• [WRITTEN PROBLEM A] Reproduce the passage of the transliteracy post that opens with the words containing "As usual, the" and closes with "videos and tapes.".

• [SOURCE]
....................
I went in to the LIKE meeting not knowing much at all about transliteracy but that did not matter as all it needed to be was a prompt for good conversations. And it was.
The formal definition we were given to play with was, "a unifying perspective on what it means to be literate in the 21st Century [including] the ability to read, write and interact across a range of platforms, tools and media from signing and orality through handwriting, print, TV, radio and film, to digital social networks". This definition comes from Professor Thomas and was given to us by Susie Andretta, our facilitator for the evening.
As usual, the conversations wandered wondrously and unpredictably around the topic with each participant nudging it a direction of interest to them or reacting to something that has been added to the mix.
My notes from the evening, also as usual, are a odd mix of things that struck me as we wandered through the evening. One of the reasons that I write these blogs is to allow me to reassess these notes for my own benefit and to give them some sort of structure. This is some of what I wrote, but not in the order in which I wrote it.
Transliteracy, i.e. being literate across many media, is a recently problem. Not that long ago people got all their information from one newspaper and the BBC.
When new media first arrived it was treated like old media; think about how your local library filed videos and tapes.
The literacy skills in the various media and both different and similar. For example, comprehension differs but authenticity is similar. I would like to see further research in to transliteracy explore these differences and similarities to help us all to understand which skills we can transfer and which new ones we need to learn.
....................
• [DATA FOR PROCESSING]

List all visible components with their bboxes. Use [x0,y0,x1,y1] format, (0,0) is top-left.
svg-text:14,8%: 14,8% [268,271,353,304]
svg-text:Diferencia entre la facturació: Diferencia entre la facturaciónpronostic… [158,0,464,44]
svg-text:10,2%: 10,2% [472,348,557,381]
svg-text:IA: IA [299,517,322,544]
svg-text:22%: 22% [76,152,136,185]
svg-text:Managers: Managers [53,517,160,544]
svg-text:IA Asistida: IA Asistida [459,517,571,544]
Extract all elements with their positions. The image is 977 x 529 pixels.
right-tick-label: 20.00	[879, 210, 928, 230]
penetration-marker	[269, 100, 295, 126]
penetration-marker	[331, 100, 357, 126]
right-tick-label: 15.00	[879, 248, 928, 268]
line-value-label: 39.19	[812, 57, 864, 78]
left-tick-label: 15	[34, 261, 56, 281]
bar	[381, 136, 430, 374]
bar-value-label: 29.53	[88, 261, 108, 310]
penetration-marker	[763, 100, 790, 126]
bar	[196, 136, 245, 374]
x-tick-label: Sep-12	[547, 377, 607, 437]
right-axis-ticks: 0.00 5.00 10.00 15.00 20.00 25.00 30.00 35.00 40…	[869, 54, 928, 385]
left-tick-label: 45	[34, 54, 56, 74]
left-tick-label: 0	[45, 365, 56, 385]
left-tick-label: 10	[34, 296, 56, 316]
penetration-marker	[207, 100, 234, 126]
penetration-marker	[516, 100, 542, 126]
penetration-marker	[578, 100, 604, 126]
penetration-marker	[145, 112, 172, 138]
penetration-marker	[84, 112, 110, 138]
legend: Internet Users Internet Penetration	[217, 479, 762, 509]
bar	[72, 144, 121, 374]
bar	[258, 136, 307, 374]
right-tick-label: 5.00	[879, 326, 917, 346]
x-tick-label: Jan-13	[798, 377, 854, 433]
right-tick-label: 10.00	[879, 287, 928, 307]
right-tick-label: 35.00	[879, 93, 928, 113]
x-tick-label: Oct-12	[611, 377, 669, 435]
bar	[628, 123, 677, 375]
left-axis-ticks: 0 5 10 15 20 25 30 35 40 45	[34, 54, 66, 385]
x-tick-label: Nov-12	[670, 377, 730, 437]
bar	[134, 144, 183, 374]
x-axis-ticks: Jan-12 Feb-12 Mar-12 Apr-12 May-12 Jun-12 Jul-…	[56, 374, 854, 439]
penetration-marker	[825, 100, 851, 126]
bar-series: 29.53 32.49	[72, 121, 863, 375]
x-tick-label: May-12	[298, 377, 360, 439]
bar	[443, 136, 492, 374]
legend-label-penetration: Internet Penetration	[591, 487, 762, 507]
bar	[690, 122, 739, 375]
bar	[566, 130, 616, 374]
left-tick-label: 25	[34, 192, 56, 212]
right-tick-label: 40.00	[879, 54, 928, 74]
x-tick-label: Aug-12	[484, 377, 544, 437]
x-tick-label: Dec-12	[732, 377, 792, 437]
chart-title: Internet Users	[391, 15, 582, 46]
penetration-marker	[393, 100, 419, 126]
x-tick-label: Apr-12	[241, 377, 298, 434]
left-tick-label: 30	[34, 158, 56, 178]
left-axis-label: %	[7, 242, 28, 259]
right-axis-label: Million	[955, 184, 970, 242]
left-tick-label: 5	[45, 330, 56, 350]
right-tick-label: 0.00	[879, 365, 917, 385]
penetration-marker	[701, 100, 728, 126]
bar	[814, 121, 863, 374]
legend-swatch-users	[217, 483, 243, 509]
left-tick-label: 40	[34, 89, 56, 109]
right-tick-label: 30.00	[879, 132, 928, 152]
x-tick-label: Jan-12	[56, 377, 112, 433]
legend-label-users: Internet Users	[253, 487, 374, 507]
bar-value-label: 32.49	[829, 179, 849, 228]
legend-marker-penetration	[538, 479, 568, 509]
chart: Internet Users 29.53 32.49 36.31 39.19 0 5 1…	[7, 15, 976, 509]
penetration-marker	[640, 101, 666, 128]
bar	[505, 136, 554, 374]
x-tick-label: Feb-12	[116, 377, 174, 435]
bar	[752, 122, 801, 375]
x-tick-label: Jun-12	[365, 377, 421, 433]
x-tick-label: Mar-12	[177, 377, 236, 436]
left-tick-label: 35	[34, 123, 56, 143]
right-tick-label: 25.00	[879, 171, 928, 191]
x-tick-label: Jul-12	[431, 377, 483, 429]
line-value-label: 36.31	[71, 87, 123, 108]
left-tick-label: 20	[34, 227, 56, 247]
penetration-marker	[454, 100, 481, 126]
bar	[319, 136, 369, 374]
....................
• [WRITTEN PROBLEM B] Pick out every line in the listing above that contains the word "legend".

• [CORRECT RESPONSE A]
As usual, the conversations wandered wondrously and unpredictably around the topic with each participant nudging it a direction of interest to them or reacting to something that has been added to the mix.
My notes from the evening, also as usual, are a odd mix of things that struck me as we wandered through the evening. One of the reasons that I write these blogs is to allow me to reassess these notes for my own benefit and to give them some sort of structure. This is some of what I wrote, but not in the order in which I wrote it.
Transliteracy, i.e. being literate across many media, is a recently problem. Not that long ago people got all their information from one newspaper and the BBC.
When new media first arrived it was treated like old media; think about how your local library filed videos and tapes.

• [CORRECT RESPONSE B]
legend: Internet Users Internet Penetration	[217, 479, 762, 509]
legend-label-penetration: Internet Penetration	[591, 487, 762, 507]
legend-swatch-users	[217, 483, 243, 509]
legend-label-users: Internet Users	[253, 487, 374, 507]
legend-marker-penetration	[538, 479, 568, 509]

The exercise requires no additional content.